Dataset records:
★ ★ ★ ★ ★

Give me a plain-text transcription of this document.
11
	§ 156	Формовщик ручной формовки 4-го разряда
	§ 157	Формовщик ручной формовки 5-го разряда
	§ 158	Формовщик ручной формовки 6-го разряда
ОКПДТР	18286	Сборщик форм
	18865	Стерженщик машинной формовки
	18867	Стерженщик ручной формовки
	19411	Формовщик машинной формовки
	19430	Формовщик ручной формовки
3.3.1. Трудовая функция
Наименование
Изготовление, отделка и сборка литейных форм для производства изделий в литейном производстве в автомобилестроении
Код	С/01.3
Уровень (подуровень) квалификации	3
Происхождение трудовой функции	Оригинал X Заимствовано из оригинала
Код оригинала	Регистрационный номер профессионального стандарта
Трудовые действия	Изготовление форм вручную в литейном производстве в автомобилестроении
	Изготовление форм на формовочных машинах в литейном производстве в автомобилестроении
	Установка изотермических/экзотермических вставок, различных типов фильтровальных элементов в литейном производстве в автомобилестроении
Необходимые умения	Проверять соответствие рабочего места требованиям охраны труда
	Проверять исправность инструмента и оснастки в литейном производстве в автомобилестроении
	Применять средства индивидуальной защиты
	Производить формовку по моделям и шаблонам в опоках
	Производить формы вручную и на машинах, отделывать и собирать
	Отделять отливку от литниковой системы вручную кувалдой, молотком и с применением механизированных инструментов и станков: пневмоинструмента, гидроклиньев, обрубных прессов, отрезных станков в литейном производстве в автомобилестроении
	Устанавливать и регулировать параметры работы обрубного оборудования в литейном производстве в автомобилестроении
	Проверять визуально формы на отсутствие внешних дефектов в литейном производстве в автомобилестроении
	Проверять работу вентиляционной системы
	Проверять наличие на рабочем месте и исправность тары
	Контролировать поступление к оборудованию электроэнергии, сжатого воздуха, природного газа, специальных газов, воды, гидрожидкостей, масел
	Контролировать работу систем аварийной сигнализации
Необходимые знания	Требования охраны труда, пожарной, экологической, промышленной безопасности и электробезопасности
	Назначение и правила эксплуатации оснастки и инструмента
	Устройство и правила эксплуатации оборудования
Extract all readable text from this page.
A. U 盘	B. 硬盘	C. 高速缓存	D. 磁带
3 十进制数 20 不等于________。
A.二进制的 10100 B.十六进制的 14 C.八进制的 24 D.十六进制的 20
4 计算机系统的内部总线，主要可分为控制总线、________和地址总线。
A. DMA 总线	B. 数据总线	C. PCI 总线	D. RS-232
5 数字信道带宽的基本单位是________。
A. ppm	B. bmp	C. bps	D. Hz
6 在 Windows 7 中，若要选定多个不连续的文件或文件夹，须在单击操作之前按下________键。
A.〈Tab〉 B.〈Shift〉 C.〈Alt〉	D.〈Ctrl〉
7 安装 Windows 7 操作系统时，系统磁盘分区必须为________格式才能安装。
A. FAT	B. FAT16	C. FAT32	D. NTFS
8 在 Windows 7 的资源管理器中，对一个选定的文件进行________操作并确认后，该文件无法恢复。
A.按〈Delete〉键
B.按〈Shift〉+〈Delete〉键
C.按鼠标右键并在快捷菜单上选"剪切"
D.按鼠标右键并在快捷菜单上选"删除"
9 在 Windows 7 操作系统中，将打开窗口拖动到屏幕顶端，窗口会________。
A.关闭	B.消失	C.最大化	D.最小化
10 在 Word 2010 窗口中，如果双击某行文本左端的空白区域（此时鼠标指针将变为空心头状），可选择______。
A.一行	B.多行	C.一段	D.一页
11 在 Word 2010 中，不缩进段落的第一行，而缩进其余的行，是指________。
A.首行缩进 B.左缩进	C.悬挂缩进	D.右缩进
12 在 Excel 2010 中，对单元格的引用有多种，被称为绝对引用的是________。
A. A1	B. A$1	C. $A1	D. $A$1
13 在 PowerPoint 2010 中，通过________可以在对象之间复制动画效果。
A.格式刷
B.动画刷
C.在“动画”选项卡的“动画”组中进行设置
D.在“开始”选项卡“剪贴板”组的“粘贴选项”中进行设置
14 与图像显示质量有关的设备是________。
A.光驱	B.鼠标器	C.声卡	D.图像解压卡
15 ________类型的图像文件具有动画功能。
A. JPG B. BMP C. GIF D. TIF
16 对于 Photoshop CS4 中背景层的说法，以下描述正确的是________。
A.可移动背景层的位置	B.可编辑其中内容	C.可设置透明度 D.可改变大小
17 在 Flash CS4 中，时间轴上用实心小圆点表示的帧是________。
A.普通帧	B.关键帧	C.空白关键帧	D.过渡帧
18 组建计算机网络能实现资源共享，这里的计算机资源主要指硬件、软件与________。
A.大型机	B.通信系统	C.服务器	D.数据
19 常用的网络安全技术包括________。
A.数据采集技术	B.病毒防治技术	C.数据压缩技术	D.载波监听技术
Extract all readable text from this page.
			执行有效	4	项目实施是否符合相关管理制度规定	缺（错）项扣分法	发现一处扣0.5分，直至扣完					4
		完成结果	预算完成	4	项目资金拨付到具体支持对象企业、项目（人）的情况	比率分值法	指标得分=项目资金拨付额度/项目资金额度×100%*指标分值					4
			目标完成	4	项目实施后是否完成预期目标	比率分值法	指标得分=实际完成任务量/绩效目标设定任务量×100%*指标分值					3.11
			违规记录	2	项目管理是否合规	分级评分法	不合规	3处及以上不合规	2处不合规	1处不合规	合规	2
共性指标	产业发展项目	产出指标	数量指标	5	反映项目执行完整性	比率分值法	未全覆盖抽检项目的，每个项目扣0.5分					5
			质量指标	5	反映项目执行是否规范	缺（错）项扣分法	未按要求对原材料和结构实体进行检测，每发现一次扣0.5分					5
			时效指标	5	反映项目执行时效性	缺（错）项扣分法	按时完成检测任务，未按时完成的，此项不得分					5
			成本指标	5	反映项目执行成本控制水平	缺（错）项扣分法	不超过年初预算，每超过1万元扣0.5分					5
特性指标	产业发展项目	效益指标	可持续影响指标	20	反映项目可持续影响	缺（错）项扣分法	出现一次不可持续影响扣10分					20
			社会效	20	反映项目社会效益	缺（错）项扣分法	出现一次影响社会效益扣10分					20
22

★ ★ ★ ★ ★

* Your objective
Find every line with the word "вручную" and state how many there are, with no other words.

* Exercise result
3